- **DATA FOR THE TASK**
§

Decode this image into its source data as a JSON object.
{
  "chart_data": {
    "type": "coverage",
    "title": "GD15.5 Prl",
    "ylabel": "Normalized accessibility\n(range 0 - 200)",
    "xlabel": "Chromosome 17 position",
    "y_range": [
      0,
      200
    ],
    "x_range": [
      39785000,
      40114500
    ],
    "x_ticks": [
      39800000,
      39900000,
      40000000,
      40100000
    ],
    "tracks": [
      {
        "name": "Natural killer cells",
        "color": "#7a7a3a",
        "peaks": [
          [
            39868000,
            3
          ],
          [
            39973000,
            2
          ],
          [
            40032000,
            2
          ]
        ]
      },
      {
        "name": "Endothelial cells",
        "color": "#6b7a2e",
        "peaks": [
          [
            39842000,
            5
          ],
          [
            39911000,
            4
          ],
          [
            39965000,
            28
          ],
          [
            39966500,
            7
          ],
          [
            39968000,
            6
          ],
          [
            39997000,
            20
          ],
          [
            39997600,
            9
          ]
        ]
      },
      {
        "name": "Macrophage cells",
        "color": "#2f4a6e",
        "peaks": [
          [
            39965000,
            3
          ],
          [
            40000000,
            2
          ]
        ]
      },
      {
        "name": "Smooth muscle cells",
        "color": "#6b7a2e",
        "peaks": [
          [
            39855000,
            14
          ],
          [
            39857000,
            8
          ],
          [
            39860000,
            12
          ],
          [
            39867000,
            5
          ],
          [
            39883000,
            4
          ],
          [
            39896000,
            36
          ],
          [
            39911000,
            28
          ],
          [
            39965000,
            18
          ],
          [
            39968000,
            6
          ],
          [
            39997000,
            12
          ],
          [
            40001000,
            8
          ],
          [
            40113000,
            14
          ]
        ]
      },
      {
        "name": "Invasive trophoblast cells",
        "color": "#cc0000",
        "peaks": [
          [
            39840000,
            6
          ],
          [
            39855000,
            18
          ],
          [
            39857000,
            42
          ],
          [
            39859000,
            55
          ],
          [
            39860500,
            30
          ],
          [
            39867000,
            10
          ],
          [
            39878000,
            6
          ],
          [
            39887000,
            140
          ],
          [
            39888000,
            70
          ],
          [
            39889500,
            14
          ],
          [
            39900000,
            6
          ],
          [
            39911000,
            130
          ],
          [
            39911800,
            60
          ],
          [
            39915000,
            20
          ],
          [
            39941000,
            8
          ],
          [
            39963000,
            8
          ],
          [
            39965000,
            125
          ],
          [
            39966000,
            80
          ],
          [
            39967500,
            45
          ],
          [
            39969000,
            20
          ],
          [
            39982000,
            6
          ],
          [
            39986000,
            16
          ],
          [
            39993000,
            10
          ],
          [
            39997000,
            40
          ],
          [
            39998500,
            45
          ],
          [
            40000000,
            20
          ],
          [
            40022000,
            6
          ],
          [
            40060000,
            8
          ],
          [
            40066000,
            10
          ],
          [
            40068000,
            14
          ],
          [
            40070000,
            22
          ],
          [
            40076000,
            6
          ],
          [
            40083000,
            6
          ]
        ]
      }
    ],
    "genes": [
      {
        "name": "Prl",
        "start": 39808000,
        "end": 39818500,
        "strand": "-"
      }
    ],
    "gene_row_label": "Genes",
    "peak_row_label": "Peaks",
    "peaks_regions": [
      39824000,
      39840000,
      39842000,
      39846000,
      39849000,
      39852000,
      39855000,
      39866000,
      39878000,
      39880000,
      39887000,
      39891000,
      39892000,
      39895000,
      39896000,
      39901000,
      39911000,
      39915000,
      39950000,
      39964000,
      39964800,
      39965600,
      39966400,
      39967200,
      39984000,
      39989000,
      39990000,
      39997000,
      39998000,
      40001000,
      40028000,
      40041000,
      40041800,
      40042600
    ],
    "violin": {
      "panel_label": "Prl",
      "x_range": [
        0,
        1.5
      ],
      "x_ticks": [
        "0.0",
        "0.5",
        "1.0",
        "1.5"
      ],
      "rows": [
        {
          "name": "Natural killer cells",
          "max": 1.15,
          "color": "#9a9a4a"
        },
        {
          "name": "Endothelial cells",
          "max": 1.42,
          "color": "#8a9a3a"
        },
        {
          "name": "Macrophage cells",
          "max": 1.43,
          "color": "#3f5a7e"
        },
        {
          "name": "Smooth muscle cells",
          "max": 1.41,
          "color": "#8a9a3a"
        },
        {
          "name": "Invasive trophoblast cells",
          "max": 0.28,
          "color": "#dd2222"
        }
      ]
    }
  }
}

§

- **DIRECTIONS FOR THIS TASK**
Among the lines above, find the ones containing "Invasive" and copy them.

- **RESPONSE FOR THIS EXERCISE**
        "name": "Invasive trophoblast cells",
          "name": "Invasive trophoblast cells",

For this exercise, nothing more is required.